## DATA
◇ ◇ ◇ ◇ ◇

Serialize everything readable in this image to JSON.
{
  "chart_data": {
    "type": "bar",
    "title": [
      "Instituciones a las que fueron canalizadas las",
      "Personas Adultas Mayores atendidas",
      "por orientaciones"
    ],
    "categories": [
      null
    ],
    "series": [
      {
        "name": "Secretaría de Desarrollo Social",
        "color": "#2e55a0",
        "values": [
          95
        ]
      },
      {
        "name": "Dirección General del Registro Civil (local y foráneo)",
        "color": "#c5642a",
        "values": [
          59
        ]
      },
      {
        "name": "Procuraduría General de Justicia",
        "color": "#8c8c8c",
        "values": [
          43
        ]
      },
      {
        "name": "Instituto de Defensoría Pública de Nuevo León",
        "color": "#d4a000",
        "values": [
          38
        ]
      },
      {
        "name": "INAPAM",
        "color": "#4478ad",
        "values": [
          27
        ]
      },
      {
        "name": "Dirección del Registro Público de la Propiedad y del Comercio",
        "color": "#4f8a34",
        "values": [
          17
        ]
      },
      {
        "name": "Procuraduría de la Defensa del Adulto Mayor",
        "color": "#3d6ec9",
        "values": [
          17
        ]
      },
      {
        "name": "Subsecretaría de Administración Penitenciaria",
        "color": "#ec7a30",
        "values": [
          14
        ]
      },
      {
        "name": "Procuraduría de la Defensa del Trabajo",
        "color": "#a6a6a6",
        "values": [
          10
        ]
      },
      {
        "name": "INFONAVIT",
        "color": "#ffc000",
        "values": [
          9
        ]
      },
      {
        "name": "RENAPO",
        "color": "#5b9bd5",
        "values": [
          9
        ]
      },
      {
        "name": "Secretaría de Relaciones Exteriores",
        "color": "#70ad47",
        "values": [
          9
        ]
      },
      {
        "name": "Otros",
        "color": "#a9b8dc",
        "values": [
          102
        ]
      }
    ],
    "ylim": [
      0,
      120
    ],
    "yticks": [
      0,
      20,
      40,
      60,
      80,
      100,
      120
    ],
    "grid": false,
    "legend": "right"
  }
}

◇ ◇ ◇ ◇ ◇

## WRITTEN PROBLEM
Where a line above includes "Procuraduría", copy that line.

## THE RESULT
        "name": "Procuraduría General de Justicia",
        "name": "Procuraduría de la Defensa del Adulto Mayor",
        "name": "Procuraduría de la Defensa del Trabajo",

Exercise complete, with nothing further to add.